**PROBLEM REQUIREMENTS**.
State how many lines of the entries hold the string "Itty", and nothing more.

**LISTED ENTRIES**.
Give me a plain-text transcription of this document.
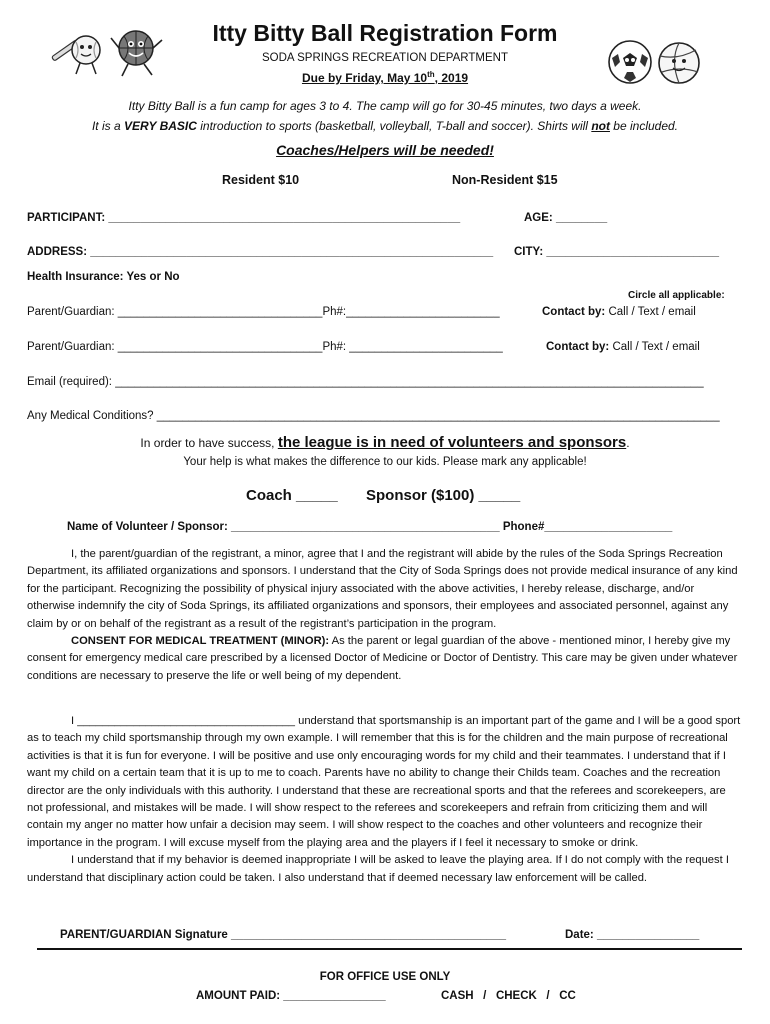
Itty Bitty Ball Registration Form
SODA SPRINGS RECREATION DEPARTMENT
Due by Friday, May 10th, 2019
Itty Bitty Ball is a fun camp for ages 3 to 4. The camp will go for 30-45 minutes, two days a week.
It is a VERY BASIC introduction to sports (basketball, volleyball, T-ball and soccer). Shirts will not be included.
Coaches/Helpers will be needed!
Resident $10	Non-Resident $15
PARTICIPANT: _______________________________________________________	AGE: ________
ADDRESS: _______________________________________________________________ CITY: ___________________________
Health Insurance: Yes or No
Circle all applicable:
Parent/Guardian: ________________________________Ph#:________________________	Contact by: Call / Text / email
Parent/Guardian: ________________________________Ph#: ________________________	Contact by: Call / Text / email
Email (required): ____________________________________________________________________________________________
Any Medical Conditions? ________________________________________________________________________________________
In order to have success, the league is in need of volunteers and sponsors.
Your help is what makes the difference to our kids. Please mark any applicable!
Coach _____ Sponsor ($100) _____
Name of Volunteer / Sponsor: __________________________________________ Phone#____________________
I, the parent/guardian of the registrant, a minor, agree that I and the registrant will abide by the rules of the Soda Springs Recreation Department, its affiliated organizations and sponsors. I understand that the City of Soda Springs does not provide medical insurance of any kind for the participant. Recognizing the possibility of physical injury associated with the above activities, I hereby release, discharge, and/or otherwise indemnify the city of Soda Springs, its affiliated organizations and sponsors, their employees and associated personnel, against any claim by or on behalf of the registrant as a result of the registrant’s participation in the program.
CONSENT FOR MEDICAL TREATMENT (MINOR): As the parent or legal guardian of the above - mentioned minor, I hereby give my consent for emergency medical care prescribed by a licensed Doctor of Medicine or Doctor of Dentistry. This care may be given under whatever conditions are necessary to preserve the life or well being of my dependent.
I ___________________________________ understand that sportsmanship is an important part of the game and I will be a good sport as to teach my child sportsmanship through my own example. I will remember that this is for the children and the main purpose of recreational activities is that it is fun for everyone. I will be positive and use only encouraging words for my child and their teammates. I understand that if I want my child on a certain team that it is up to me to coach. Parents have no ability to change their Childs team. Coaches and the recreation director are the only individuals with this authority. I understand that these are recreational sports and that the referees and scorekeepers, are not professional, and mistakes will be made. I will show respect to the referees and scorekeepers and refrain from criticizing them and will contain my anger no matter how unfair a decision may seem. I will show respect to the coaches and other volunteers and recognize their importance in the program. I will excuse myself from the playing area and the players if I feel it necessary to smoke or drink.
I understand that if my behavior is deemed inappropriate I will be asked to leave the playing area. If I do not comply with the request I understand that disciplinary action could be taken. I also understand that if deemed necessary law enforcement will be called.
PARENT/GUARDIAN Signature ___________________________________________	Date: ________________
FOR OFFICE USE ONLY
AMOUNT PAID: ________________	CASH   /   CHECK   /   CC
==
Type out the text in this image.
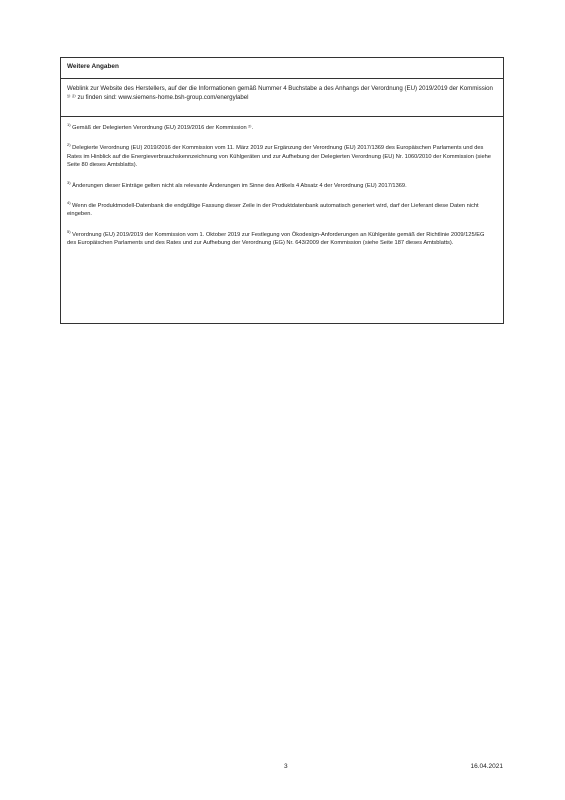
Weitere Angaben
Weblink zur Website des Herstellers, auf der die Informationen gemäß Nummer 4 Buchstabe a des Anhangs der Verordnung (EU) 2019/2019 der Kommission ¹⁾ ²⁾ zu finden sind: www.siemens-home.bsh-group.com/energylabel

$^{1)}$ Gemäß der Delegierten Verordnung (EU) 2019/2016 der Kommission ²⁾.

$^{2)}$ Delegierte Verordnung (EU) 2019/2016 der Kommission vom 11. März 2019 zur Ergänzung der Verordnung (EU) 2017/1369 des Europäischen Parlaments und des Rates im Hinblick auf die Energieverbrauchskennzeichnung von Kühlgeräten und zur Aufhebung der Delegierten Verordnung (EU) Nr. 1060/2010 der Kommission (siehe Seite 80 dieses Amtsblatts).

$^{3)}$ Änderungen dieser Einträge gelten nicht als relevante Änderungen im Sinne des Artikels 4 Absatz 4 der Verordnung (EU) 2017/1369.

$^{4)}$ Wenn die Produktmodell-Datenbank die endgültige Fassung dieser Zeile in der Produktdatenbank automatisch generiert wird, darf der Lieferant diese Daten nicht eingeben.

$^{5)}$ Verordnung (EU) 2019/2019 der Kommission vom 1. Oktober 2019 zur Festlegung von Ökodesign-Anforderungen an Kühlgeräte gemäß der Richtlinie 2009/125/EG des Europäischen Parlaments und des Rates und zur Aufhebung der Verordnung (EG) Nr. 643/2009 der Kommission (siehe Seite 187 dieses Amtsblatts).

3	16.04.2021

**FINISHED EXERCISE**.
2